▶ THE TASK
Reproduce all records exactly.

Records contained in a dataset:
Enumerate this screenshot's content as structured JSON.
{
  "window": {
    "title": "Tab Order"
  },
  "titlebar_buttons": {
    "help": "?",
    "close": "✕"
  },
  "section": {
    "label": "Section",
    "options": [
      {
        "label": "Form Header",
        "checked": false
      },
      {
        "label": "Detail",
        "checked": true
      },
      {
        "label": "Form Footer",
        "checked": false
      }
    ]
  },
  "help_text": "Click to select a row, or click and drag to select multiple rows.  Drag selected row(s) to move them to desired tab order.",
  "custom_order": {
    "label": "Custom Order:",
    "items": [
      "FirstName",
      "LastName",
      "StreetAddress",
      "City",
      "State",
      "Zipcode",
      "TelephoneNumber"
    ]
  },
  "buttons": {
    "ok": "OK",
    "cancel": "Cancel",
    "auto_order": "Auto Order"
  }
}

▶ FINISHED TASK
Enumerate this screenshot's content as structured JSON.
{
  "window": {
    "title": "Tab Order"
  },
  "titlebar_buttons": {
    "help": "?",
    "close": "✕"
  },
  "section": {
    "label": "Section",
    "options": [
      {
        "label": "Form Header",
        "checked": false
      },
      {
        "label": "Detail",
        "checked": true
      },
      {
        "label": "Form Footer",
        "checked": false
      }
    ]
  },
  "help_text": "Click to select a row, or click and drag to select multiple rows.  Drag selected row(s) to move them to desired tab order.",
  "custom_order": {
    "label": "Custom Order:",
    "items": [
      "FirstName",
      "LastName",
      "StreetAddress",
      "City",
      "State",
      "Zipcode",
      "TelephoneNumber"
    ]
  },
  "buttons": {
    "ok": "OK",
    "cancel": "Cancel",
    "auto_order": "Auto Order"
  }
}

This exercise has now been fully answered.